RECORDED INFORMATION:
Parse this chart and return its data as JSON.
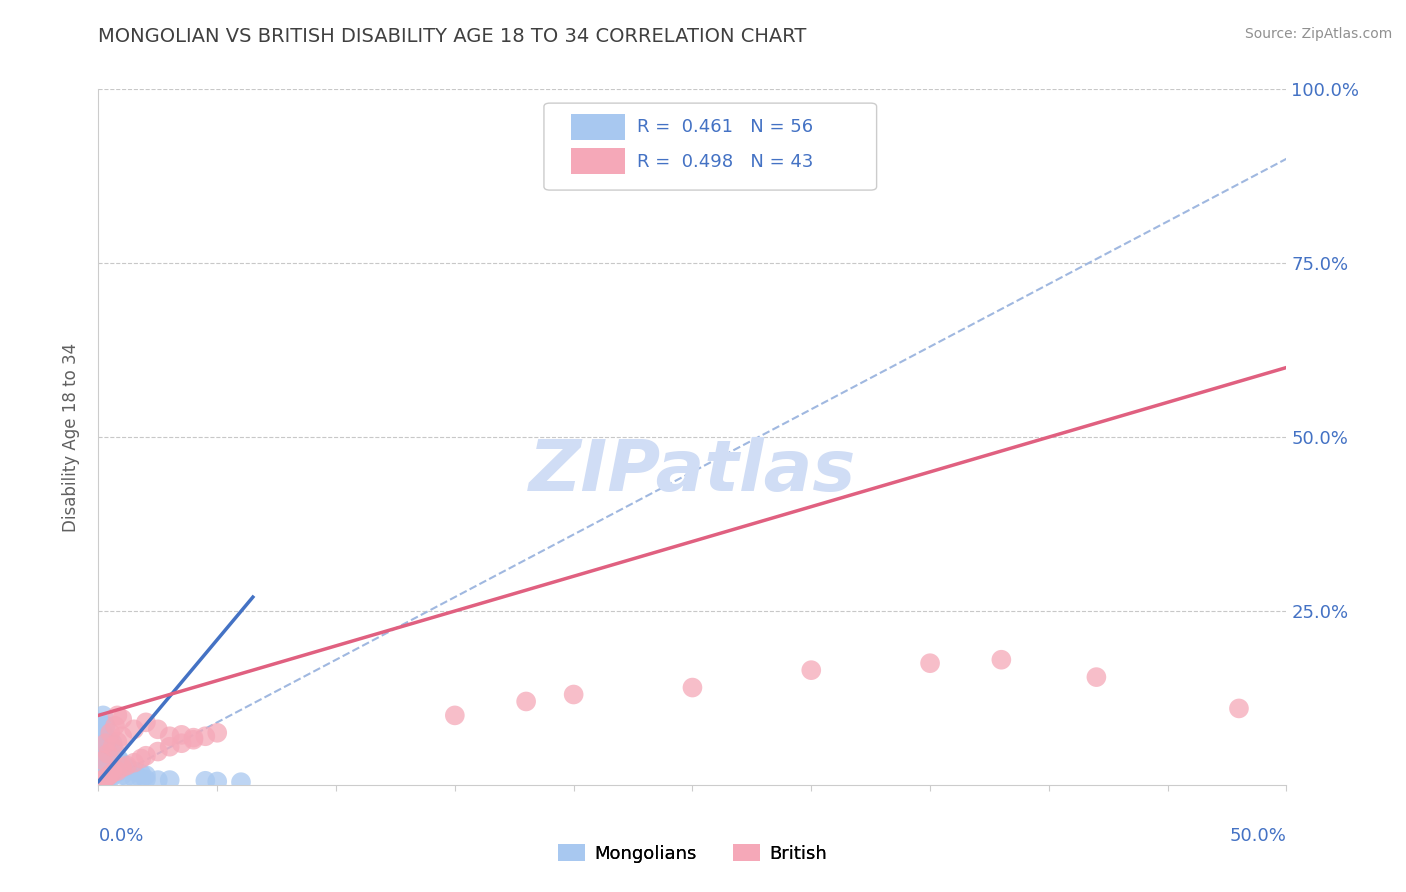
{
  "title": "MONGOLIAN VS BRITISH DISABILITY AGE 18 TO 34 CORRELATION CHART",
  "source": "Source: ZipAtlas.com",
  "ylabel": "Disability Age 18 to 34",
  "xmin": 0.0,
  "xmax": 0.5,
  "ymin": 0.0,
  "ymax": 1.0,
  "yticks": [
    0.0,
    0.25,
    0.5,
    0.75,
    1.0
  ],
  "ytick_labels": [
    "",
    "25.0%",
    "50.0%",
    "75.0%",
    "100.0%"
  ],
  "legend_mongolians_R": "0.461",
  "legend_mongolians_N": "56",
  "legend_british_R": "0.498",
  "legend_british_N": "43",
  "mongolian_color": "#a8c8f0",
  "british_color": "#f5a8b8",
  "mongolian_line_color": "#4472c4",
  "british_line_color": "#e06080",
  "diagonal_color": "#a0b8e0",
  "grid_color": "#c8c8c8",
  "watermark_color": "#d0ddf5",
  "title_color": "#404040",
  "legend_R_color": "#4472c4",
  "mongolians_scatter": [
    [
      0.001,
      0.005
    ],
    [
      0.002,
      0.006
    ],
    [
      0.001,
      0.008
    ],
    [
      0.003,
      0.004
    ],
    [
      0.002,
      0.01
    ],
    [
      0.004,
      0.007
    ],
    [
      0.001,
      0.015
    ],
    [
      0.003,
      0.012
    ],
    [
      0.002,
      0.02
    ],
    [
      0.005,
      0.009
    ],
    [
      0.001,
      0.025
    ],
    [
      0.004,
      0.018
    ],
    [
      0.002,
      0.03
    ],
    [
      0.003,
      0.022
    ],
    [
      0.001,
      0.035
    ],
    [
      0.005,
      0.016
    ],
    [
      0.002,
      0.04
    ],
    [
      0.004,
      0.028
    ],
    [
      0.003,
      0.045
    ],
    [
      0.006,
      0.02
    ],
    [
      0.001,
      0.05
    ],
    [
      0.002,
      0.055
    ],
    [
      0.004,
      0.038
    ],
    [
      0.003,
      0.06
    ],
    [
      0.005,
      0.032
    ],
    [
      0.007,
      0.024
    ],
    [
      0.006,
      0.042
    ],
    [
      0.008,
      0.018
    ],
    [
      0.01,
      0.014
    ],
    [
      0.012,
      0.012
    ],
    [
      0.015,
      0.01
    ],
    [
      0.018,
      0.009
    ],
    [
      0.02,
      0.008
    ],
    [
      0.025,
      0.007
    ],
    [
      0.03,
      0.007
    ],
    [
      0.002,
      0.065
    ],
    [
      0.003,
      0.07
    ],
    [
      0.004,
      0.055
    ],
    [
      0.005,
      0.05
    ],
    [
      0.006,
      0.06
    ],
    [
      0.007,
      0.048
    ],
    [
      0.008,
      0.04
    ],
    [
      0.009,
      0.035
    ],
    [
      0.01,
      0.03
    ],
    [
      0.012,
      0.025
    ],
    [
      0.015,
      0.02
    ],
    [
      0.018,
      0.016
    ],
    [
      0.02,
      0.014
    ],
    [
      0.001,
      0.08
    ],
    [
      0.002,
      0.075
    ],
    [
      0.003,
      0.085
    ],
    [
      0.001,
      0.09
    ],
    [
      0.045,
      0.006
    ],
    [
      0.05,
      0.005
    ],
    [
      0.002,
      0.1
    ],
    [
      0.06,
      0.004
    ]
  ],
  "british_scatter": [
    [
      0.001,
      0.005
    ],
    [
      0.002,
      0.008
    ],
    [
      0.003,
      0.01
    ],
    [
      0.004,
      0.012
    ],
    [
      0.005,
      0.015
    ],
    [
      0.006,
      0.018
    ],
    [
      0.008,
      0.02
    ],
    [
      0.01,
      0.025
    ],
    [
      0.012,
      0.028
    ],
    [
      0.015,
      0.032
    ],
    [
      0.018,
      0.038
    ],
    [
      0.02,
      0.042
    ],
    [
      0.025,
      0.048
    ],
    [
      0.03,
      0.055
    ],
    [
      0.035,
      0.06
    ],
    [
      0.04,
      0.065
    ],
    [
      0.045,
      0.07
    ],
    [
      0.05,
      0.075
    ],
    [
      0.002,
      0.035
    ],
    [
      0.004,
      0.045
    ],
    [
      0.006,
      0.055
    ],
    [
      0.008,
      0.062
    ],
    [
      0.01,
      0.07
    ],
    [
      0.015,
      0.08
    ],
    [
      0.003,
      0.06
    ],
    [
      0.005,
      0.075
    ],
    [
      0.007,
      0.085
    ],
    [
      0.02,
      0.09
    ],
    [
      0.025,
      0.08
    ],
    [
      0.03,
      0.07
    ],
    [
      0.035,
      0.072
    ],
    [
      0.04,
      0.068
    ],
    [
      0.008,
      0.1
    ],
    [
      0.01,
      0.095
    ],
    [
      0.2,
      0.13
    ],
    [
      0.25,
      0.14
    ],
    [
      0.35,
      0.175
    ],
    [
      0.38,
      0.18
    ],
    [
      0.15,
      0.1
    ],
    [
      0.18,
      0.12
    ],
    [
      0.3,
      0.165
    ],
    [
      0.42,
      0.155
    ],
    [
      0.48,
      0.11
    ]
  ],
  "mongo_line_x": [
    0.0,
    0.065
  ],
  "mongo_line_y": [
    0.005,
    0.27
  ],
  "brit_line_x": [
    0.0,
    0.5
  ],
  "brit_line_y": [
    0.1,
    0.6
  ]
}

WHAT YOU SHOULD DO: Reproduce each line word for word and drop the pictures.

RESULT OF THIS TASK:
Parse this chart and return its data as JSON.
{
  "title": "MONGOLIAN VS BRITISH DISABILITY AGE 18 TO 34 CORRELATION CHART",
  "source": "Source: ZipAtlas.com",
  "ylabel": "Disability Age 18 to 34",
  "xmin": 0.0,
  "xmax": 0.5,
  "ymin": 0.0,
  "ymax": 1.0,
  "yticks": [
    0.0,
    0.25,
    0.5,
    0.75,
    1.0
  ],
  "ytick_labels": [
    "",
    "25.0%",
    "50.0%",
    "75.0%",
    "100.0%"
  ],
  "legend_mongolians_R": "0.461",
  "legend_mongolians_N": "56",
  "legend_british_R": "0.498",
  "legend_british_N": "43",
  "mongolian_color": "#a8c8f0",
  "british_color": "#f5a8b8",
  "mongolian_line_color": "#4472c4",
  "british_line_color": "#e06080",
  "diagonal_color": "#a0b8e0",
  "grid_color": "#c8c8c8",
  "watermark_color": "#d0ddf5",
  "title_color": "#404040",
  "legend_R_color": "#4472c4",
  "mongolians_scatter": [
    [
      0.001,
      0.005
    ],
    [
      0.002,
      0.006
    ],
    [
      0.001,
      0.008
    ],
    [
      0.003,
      0.004
    ],
    [
      0.002,
      0.01
    ],
    [
      0.004,
      0.007
    ],
    [
      0.001,
      0.015
    ],
    [
      0.003,
      0.012
    ],
    [
      0.002,
      0.02
    ],
    [
      0.005,
      0.009
    ],
    [
      0.001,
      0.025
    ],
    [
      0.004,
      0.018
    ],
    [
      0.002,
      0.03
    ],
    [
      0.003,
      0.022
    ],
    [
      0.001,
      0.035
    ],
    [
      0.005,
      0.016
    ],
    [
      0.002,
      0.04
    ],
    [
      0.004,
      0.028
    ],
    [
      0.003,
      0.045
    ],
    [
      0.006,
      0.02
    ],
    [
      0.001,
      0.05
    ],
    [
      0.002,
      0.055
    ],
    [
      0.004,
      0.038
    ],
    [
      0.003,
      0.06
    ],
    [
      0.005,
      0.032
    ],
    [
      0.007,
      0.024
    ],
    [
      0.006,
      0.042
    ],
    [
      0.008,
      0.018
    ],
    [
      0.01,
      0.014
    ],
    [
      0.012,
      0.012
    ],
    [
      0.015,
      0.01
    ],
    [
      0.018,
      0.009
    ],
    [
      0.02,
      0.008
    ],
    [
      0.025,
      0.007
    ],
    [
      0.03,
      0.007
    ],
    [
      0.002,
      0.065
    ],
    [
      0.003,
      0.07
    ],
    [
      0.004,
      0.055
    ],
    [
      0.005,
      0.05
    ],
    [
      0.006,
      0.06
    ],
    [
      0.007,
      0.048
    ],
    [
      0.008,
      0.04
    ],
    [
      0.009,
      0.035
    ],
    [
      0.01,
      0.03
    ],
    [
      0.012,
      0.025
    ],
    [
      0.015,
      0.02
    ],
    [
      0.018,
      0.016
    ],
    [
      0.02,
      0.014
    ],
    [
      0.001,
      0.08
    ],
    [
      0.002,
      0.075
    ],
    [
      0.003,
      0.085
    ],
    [
      0.001,
      0.09
    ],
    [
      0.045,
      0.006
    ],
    [
      0.05,
      0.005
    ],
    [
      0.002,
      0.1
    ],
    [
      0.06,
      0.004
    ]
  ],
  "british_scatter": [
    [
      0.001,
      0.005
    ],
    [
      0.002,
      0.008
    ],
    [
      0.003,
      0.01
    ],
    [
      0.004,
      0.012
    ],
    [
      0.005,
      0.015
    ],
    [
      0.006,
      0.018
    ],
    [
      0.008,
      0.02
    ],
    [
      0.01,
      0.025
    ],
    [
      0.012,
      0.028
    ],
    [
      0.015,
      0.032
    ],
    [
      0.018,
      0.038
    ],
    [
      0.02,
      0.042
    ],
    [
      0.025,
      0.048
    ],
    [
      0.03,
      0.055
    ],
    [
      0.035,
      0.06
    ],
    [
      0.04,
      0.065
    ],
    [
      0.045,
      0.07
    ],
    [
      0.05,
      0.075
    ],
    [
      0.002,
      0.035
    ],
    [
      0.004,
      0.045
    ],
    [
      0.006,
      0.055
    ],
    [
      0.008,
      0.062
    ],
    [
      0.01,
      0.07
    ],
    [
      0.015,
      0.08
    ],
    [
      0.003,
      0.06
    ],
    [
      0.005,
      0.075
    ],
    [
      0.007,
      0.085
    ],
    [
      0.02,
      0.09
    ],
    [
      0.025,
      0.08
    ],
    [
      0.03,
      0.07
    ],
    [
      0.035,
      0.072
    ],
    [
      0.04,
      0.068
    ],
    [
      0.008,
      0.1
    ],
    [
      0.01,
      0.095
    ],
    [
      0.2,
      0.13
    ],
    [
      0.25,
      0.14
    ],
    [
      0.35,
      0.175
    ],
    [
      0.38,
      0.18
    ],
    [
      0.15,
      0.1
    ],
    [
      0.18,
      0.12
    ],
    [
      0.3,
      0.165
    ],
    [
      0.42,
      0.155
    ],
    [
      0.48,
      0.11
    ]
  ],
  "mongo_line_x": [
    0.0,
    0.065
  ],
  "mongo_line_y": [
    0.005,
    0.27
  ],
  "brit_line_x": [
    0.0,
    0.5
  ],
  "brit_line_y": [
    0.1,
    0.6
  ]
}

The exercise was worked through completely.